» Problem details:
Determine the count of lines holding "Galvanic" and give that count alone.
** Begin Exercise inputs **
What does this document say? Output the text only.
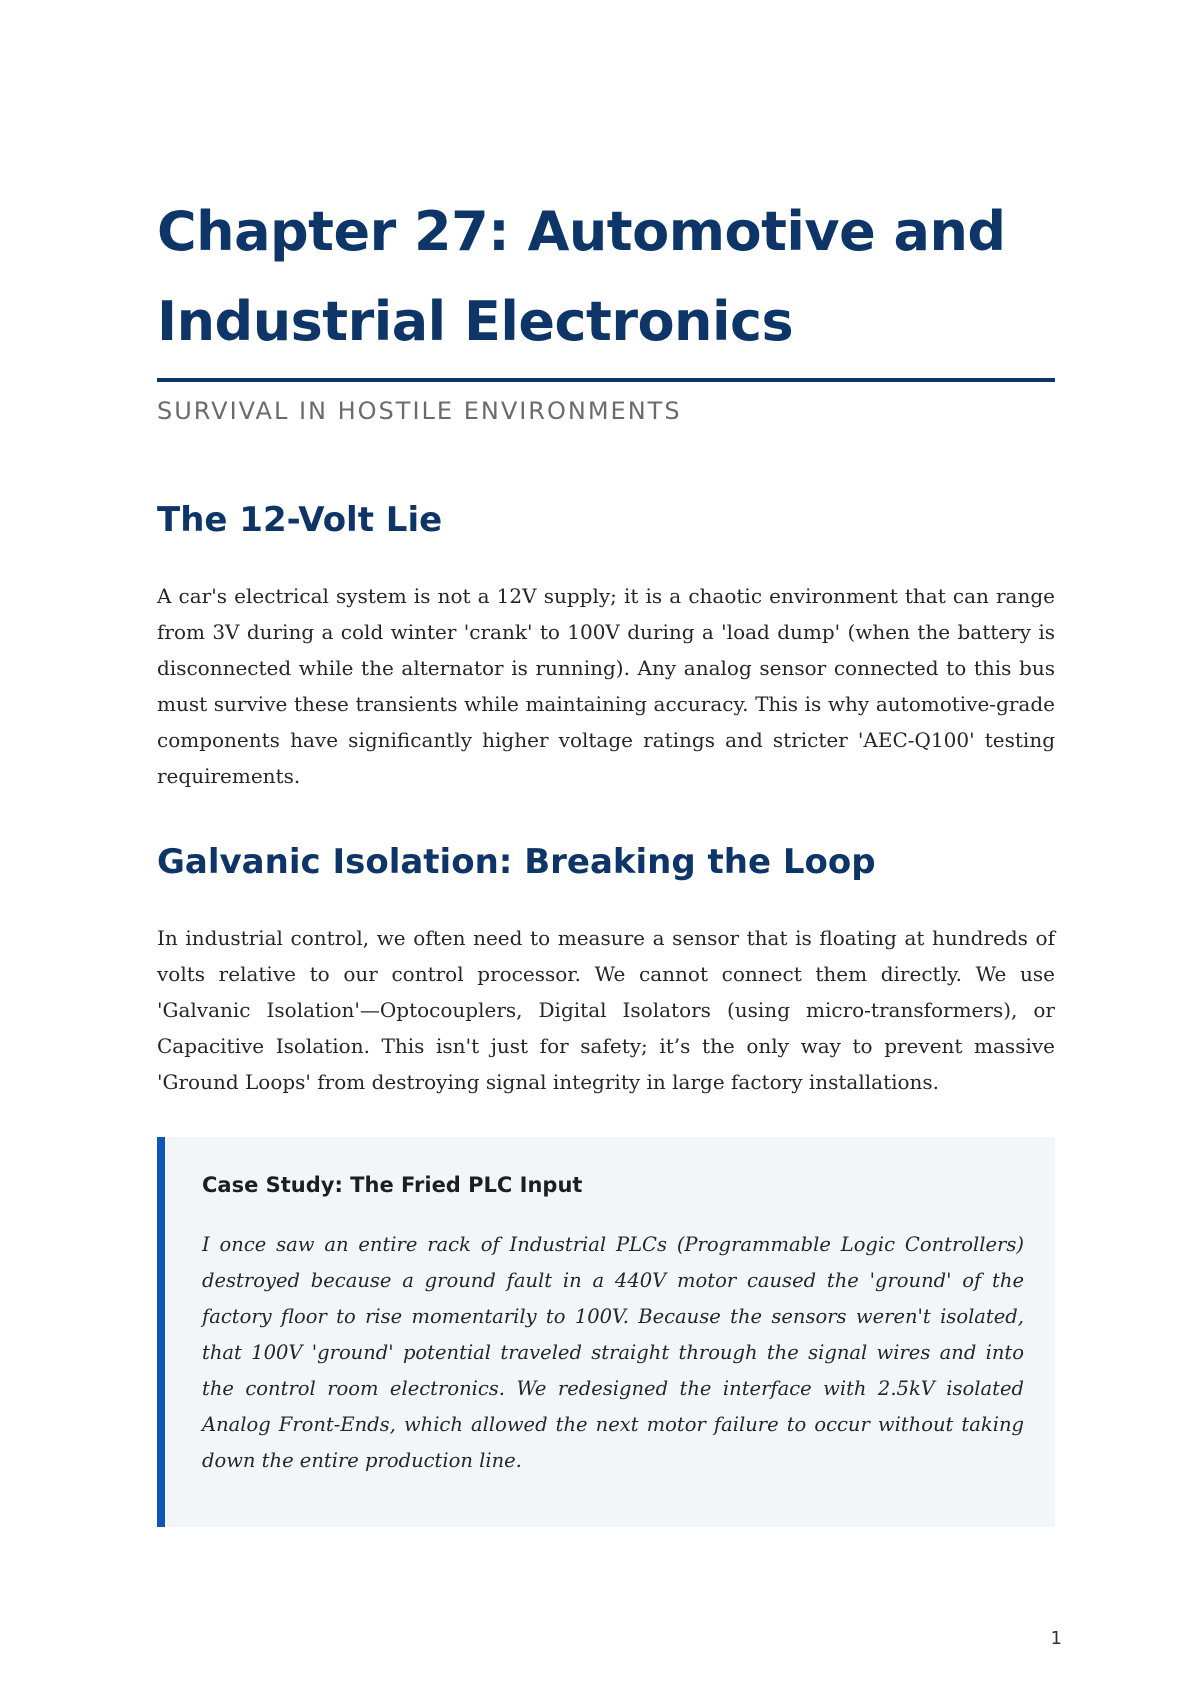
Chapter 27: Automotive and Industrial Electronics
SURVIVAL IN HOSTILE ENVIRONMENTS
The 12-Volt Lie

A car's electrical system is not a 12V supply; it is a chaotic environment that can range from 3V during a cold winter 'crank' to 100V during a 'load dump' (when the battery is disconnected while the alternator is running). Any analog sensor connected to this bus must survive these transients while maintaining accuracy. This is why automotive-grade components have significantly higher voltage ratings and stricter 'AEC-Q100' testing requirements.

Galvanic Isolation: Breaking the Loop

In industrial control, we often need to measure a sensor that is floating at hundreds of volts relative to our control processor. We cannot connect them directly. We use 'Galvanic Isolation'—Optocouplers, Digital Isolators (using micro-transformers), or Capacitive Isolation. This isn't just for safety; it’s the only way to prevent massive 'Ground Loops' from destroying signal integrity in large factory installations.

Case Study: The Fried PLC Input

I once saw an entire rack of Industrial PLCs (Programmable Logic Controllers) destroyed because a ground fault in a 440V motor caused the 'ground' of the factory floor to rise momentarily to 100V. Because the sensors weren't isolated, that 100V 'ground' potential traveled straight through the signal wires and into the control room electronics. We redesigned the interface with 2.5kV isolated Analog Front-Ends, which allowed the next motor failure to occur without taking down the entire production line.

1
** End Exercise inputs **
» Answer to this task:
2